# [TEXT FOR ANALYSIS]
◆ ◆ ◆

Quote:
Originally Posted by phossler
There's a RegEx function called 'SplitWords' that tries to divide using the dictionary
https://www.mobileread.com/forums/sh...ht=split+words
Post #9 by the master
I've never used it so let me know how it goes
Code:
import regex
from calibre import replace_entities, prepare_string_for_xml
def replace(match, number, file_name, metadata, dictionaries, data, functions, *args, **kwargs):
def fix_word(m):
word = m.group()
if dictionaries.recognized(word):
return word
for i in xrange(1, len(word) - 1):
a, b = word[:i], word[i:]
if dictionaries.recognized(a) and dictionaries.recognized(b):
return a + ' ' + b
return word
text = replace_entities(match.group(1))
text = regex.sub(r'\b\w+\b', fix_word, text, flags=regex.VERSION1)
text = prepare_string_for_xml(text)
return '>' + text + '<'
|
Of course I have to replace
Code:
return '>' + text + '<'
with
but, using the search string
Code:
\b(\w+)\b(?![^<>{}]*[>}])
it only works with words that are in the dictionary - i.e. they are left unchanged. But when I encounter a word that is not in the dic, I get an error
Code:
NameError: name 'xrange' is not defined

◆ ◆ ◆

# [ABOUT THIS EXERCISE]
In the forum post about the SplitWords function, what error does the poster get on a word that is not in the dictionary?

# [DATASET EXTRACT]
◆ ◆ ◆

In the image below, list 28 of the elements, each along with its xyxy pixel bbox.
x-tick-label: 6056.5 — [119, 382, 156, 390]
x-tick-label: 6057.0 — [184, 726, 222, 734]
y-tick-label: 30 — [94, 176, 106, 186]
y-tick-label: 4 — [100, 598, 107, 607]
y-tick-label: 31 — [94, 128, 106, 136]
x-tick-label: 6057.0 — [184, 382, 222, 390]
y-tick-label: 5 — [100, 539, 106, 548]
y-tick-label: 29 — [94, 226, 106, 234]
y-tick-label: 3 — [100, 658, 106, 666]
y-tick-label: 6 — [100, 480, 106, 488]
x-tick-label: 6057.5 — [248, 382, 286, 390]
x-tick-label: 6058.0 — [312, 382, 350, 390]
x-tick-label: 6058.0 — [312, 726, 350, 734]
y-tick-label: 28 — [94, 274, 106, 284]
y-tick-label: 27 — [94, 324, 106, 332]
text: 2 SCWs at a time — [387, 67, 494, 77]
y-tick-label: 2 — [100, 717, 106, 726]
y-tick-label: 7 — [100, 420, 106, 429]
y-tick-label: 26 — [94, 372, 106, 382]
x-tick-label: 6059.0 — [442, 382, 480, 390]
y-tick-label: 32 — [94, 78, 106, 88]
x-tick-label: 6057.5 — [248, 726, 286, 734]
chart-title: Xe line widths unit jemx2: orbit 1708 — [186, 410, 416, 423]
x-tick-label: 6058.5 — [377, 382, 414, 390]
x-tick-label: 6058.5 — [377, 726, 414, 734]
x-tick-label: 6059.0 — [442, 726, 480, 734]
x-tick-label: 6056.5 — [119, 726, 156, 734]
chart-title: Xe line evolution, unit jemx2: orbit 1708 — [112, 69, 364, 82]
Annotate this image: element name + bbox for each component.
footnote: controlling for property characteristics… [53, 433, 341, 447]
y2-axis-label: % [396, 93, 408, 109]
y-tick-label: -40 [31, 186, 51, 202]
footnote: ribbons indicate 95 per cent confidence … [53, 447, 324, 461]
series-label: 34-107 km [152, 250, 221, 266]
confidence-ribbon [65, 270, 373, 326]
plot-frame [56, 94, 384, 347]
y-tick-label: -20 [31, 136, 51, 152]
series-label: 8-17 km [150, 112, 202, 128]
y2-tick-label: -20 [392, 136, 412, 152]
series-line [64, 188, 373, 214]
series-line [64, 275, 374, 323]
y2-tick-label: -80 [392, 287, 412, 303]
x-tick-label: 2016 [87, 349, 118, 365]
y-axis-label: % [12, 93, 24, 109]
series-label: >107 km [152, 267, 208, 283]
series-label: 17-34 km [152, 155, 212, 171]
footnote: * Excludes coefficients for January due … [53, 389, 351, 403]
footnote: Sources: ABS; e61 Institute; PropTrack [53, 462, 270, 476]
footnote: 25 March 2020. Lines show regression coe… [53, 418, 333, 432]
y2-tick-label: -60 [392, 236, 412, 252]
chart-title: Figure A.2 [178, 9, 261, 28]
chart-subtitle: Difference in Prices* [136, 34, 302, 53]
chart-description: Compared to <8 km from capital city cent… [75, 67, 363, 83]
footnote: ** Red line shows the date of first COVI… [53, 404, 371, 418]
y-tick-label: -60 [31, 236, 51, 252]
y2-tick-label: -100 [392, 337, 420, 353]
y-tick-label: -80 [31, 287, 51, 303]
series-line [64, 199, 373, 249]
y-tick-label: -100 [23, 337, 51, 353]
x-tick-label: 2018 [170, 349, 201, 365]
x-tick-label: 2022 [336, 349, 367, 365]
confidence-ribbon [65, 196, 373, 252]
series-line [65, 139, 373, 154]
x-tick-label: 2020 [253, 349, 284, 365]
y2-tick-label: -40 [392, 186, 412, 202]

◆ ◆ ◆

# [WRITTEN SOLUTION]
NameError: name 'xrange' is not defined